• _STATED PROBLEM_
Scan the records for the word "icon". Copy each line that includes it.
◆ ◆ ◆
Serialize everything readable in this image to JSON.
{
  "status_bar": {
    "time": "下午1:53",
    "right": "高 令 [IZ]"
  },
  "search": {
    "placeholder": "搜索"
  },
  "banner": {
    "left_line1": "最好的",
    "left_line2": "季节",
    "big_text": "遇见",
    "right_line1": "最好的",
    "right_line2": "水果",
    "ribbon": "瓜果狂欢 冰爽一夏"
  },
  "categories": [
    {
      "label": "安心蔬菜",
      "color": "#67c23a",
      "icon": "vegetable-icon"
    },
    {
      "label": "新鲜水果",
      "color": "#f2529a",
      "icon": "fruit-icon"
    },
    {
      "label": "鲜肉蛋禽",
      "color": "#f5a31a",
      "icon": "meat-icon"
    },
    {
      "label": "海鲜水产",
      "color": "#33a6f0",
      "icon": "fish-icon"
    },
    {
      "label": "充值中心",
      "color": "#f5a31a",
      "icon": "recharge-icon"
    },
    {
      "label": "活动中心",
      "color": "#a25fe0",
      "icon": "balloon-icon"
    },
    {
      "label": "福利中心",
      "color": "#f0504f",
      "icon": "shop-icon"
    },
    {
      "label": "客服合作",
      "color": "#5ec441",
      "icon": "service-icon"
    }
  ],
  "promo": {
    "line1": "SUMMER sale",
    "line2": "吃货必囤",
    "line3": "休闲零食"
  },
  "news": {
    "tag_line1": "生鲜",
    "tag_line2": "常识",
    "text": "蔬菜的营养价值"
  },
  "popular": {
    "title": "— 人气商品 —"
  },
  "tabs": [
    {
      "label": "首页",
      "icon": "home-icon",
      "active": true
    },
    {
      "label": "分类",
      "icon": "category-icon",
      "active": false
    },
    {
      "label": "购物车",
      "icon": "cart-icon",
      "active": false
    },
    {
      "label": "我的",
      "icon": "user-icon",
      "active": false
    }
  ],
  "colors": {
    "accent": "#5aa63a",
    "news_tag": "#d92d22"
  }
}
◆ ◆ ◆
• _EXPECTED ANSWER_
      "icon": "vegetable-icon"
      "icon": "fruit-icon"
      "icon": "meat-icon"
      "icon": "fish-icon"
      "icon": "recharge-icon"
      "icon": "balloon-icon"
      "icon": "shop-icon"
      "icon": "service-icon"
      "icon": "home-icon",
      "icon": "category-icon",
      "icon": "cart-icon",
      "icon": "user-icon",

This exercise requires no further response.